# WHAT IS NEEDED
List all lines of the data that include the string "different".

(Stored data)

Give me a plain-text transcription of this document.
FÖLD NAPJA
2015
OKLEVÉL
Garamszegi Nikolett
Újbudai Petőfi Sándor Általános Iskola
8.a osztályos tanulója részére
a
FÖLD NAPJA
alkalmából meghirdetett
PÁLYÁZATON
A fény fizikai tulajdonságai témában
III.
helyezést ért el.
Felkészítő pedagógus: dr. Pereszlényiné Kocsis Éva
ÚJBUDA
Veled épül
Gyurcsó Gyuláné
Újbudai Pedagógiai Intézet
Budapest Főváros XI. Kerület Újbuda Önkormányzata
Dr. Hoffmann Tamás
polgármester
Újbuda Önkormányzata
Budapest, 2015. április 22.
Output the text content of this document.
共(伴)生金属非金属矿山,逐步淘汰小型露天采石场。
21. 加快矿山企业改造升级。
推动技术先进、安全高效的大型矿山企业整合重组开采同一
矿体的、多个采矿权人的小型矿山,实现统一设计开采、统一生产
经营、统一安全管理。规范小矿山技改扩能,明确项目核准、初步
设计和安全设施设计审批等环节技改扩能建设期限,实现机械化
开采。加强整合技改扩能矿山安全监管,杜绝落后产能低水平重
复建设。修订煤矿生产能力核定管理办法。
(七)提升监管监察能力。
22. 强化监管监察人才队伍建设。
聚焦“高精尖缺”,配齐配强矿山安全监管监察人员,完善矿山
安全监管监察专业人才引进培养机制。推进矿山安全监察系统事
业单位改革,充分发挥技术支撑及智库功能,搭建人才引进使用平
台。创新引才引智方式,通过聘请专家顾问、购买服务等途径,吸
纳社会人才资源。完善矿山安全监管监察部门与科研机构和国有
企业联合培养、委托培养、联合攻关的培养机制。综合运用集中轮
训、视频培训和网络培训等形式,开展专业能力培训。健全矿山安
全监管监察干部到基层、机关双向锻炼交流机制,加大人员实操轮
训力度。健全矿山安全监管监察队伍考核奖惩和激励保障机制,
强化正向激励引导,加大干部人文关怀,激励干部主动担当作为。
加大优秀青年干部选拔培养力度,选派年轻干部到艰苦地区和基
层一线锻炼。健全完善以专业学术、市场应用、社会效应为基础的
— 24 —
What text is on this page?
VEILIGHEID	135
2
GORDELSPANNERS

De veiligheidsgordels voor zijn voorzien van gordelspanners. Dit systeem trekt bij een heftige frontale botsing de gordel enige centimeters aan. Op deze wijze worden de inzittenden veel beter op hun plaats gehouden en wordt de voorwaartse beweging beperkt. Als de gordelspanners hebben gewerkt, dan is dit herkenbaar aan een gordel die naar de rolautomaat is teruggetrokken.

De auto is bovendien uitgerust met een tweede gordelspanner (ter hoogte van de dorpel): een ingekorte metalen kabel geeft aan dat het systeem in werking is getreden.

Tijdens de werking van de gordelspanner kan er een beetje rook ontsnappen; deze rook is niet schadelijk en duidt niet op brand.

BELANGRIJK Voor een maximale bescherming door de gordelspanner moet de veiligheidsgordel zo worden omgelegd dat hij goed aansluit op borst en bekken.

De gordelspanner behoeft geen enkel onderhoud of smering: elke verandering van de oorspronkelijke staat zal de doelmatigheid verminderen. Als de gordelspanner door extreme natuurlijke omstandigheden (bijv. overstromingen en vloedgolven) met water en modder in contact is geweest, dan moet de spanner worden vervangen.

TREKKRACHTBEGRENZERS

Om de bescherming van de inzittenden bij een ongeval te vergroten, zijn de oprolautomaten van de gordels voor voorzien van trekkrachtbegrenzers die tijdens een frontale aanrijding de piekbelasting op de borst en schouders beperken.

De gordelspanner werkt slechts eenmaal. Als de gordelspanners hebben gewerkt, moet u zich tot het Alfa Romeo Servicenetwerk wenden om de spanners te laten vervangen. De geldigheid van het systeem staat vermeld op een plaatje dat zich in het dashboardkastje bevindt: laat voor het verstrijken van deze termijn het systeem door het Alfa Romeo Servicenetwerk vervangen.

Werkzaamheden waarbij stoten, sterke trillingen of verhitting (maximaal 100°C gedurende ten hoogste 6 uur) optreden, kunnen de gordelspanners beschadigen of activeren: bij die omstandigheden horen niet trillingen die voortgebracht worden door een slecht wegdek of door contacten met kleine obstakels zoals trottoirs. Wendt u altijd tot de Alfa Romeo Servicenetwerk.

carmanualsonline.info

* * *

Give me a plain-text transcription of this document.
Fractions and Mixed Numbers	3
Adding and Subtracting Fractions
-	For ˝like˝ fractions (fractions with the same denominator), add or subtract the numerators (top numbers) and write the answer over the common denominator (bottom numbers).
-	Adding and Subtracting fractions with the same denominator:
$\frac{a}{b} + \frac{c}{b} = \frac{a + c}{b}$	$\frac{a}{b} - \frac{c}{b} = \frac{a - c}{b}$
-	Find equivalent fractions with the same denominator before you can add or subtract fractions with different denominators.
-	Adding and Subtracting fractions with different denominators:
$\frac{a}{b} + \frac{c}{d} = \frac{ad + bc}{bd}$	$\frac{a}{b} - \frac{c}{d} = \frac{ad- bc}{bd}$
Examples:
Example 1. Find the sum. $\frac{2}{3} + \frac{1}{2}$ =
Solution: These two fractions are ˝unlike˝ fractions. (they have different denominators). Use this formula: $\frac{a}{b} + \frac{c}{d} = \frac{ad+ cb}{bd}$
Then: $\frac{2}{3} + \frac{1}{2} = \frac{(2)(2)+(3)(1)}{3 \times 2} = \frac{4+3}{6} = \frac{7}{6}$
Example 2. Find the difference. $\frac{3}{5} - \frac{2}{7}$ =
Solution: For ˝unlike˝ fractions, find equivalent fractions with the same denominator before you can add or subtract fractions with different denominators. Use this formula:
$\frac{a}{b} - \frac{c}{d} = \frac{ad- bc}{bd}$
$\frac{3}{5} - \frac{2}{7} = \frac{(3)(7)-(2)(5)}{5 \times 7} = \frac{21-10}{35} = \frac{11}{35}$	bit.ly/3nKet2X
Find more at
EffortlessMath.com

# EXPECTED ANSWER
-	Find equivalent fractions with the same denominator before you can add or subtract fractions with different denominators.
-	Adding and Subtracting fractions with different denominators:
Solution: These two fractions are ˝unlike˝ fractions. (they have different denominators). Use this formula: $\frac{a}{b} + \frac{c}{d} = \frac{ad+ cb}{bd}$
Solution: For ˝unlike˝ fractions, find equivalent fractions with the same denominator before you can add or subtract fractions with different denominators. Use this formula:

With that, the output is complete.